» What needs to be done: From the forum thread about starting a taxidermy group, pull out word for word the passage that opens with the words containing "Since taxidermy itself" and closes with "things they're selling.".

» Extracted text:
★ ★ ★ ★ ★
# Taxidermy Group



## Volkodav (Sep 5, 2010)

*[Warning: This thread might make you cry softly and want to post about how much you hate me]*

Since taxidermy itself is allowed on FA _[so long as there is no gore/trauma/pain/blood/etc]_, how come we don't have a group for it? Over on DeviantArt there's tons of taxi groups that are well-managed and people get together and show off what they work on and advertise things they're selling.

Would this be allowed on FurAffinity?


----------



## Taralack (Sep 5, 2010)

What kind of group? This kind? If one doesn't exist, just make one yourself, since registration is open again.


----------



## Volkodav (Sep 5, 2010)

Toraneko said:


> What kind of group? This kind? If one doesn't exist, just make one yourself, since registration is open again.


 
Yeah! A group like that.
& I can't because I'm temporarily banned right now.
I was just wondering if it'd be okay for me to do so when registration is open.


----------



## TheGodComplex (Sep 5, 2010)

Clayton said:


> when registration is open.


It is open...

If it isnt fine then they`ll just ban it if it`s made. Personally I wouldn`t make a taxidermi group on FA. It will cause way too much drama... though you seem to thrive on drama, so I`m not really surprised that you suggested this. >_>


----------



## Volkodav (Sep 5, 2010)

TheGodComplex said:


> It is open...
> 
> If it isnt fine then they`ll just ban it if it`s made. Personally I wouldn`t make a taxidermi group on FA. It will cause way too much drama... though you seem to thrive on drama, so I`m not really surprised that you suggested this. >_>


 
Lol sorry I'm not thinkin this morning. Lack of sleep I suppose.
Yeah but the thing is
It's not against anybody. [Cubprotest for example, was against cub porn]
If someone can make a group for... music lovers, why can't someone create a group for taxidermy lovers?

Plus, there's always a block feature.


----------



## Nyloc (Sep 5, 2010)

It definitely isn't any worse than some of the shit on there already, go for it.


----------



## TheGodComplex (Sep 5, 2010)

Clayton said:


> Lol sorry I'm not thinkin this morning. Lack of sleep I suppose.
> Yeah but the thing is
> It's not against anybody. [Cubprotest for example, was against cub porn]
> If someone can make a group for... music lovers, why can't someone create a group for taxidermy lovers?
> ...
★ ★ ★ ★ ★
Items from a dataset:

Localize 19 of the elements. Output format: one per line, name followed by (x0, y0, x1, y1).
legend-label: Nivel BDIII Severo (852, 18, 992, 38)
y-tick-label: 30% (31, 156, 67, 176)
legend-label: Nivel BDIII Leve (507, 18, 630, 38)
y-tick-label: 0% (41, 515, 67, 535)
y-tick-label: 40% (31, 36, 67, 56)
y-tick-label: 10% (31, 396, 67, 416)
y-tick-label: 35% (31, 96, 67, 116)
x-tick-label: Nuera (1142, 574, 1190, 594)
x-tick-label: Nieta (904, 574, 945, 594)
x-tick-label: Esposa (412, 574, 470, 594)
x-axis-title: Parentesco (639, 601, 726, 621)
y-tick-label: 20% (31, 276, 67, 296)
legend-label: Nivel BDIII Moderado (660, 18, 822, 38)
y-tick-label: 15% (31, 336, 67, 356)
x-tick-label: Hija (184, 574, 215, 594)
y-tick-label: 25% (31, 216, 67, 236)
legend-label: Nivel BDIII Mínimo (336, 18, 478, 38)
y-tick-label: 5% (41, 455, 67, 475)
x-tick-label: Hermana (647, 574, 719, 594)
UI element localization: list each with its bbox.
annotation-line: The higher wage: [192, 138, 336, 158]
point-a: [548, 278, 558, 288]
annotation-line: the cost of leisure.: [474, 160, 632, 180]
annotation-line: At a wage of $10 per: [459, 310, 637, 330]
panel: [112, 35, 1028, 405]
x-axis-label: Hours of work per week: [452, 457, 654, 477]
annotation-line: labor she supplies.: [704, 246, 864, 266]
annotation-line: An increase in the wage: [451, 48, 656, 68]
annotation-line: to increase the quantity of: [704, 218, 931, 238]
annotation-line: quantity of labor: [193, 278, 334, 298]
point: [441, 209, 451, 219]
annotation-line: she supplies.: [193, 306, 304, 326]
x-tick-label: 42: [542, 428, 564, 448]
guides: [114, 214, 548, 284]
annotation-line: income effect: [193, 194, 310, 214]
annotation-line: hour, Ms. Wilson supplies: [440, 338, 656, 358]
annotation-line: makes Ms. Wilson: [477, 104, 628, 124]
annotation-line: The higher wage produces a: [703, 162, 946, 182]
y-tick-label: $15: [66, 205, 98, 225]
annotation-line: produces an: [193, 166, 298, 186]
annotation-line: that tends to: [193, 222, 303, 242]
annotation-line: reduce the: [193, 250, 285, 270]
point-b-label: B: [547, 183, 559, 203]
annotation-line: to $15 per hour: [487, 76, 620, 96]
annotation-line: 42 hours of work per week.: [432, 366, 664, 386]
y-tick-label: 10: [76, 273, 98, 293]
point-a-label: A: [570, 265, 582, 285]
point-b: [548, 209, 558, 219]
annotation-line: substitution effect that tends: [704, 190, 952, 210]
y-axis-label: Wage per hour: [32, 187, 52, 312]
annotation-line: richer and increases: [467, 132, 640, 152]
★ ★ ★ ★ ★
» Output for this task:
Since taxidermy itself is allowed on FA _[so long as there is no gore/trauma/pain/blood/etc]_, how come we don't have a group for it? Over on DeviantArt there's tons of taxi groups that are well-managed and people get together and show off what they work on and advertise things they're selling.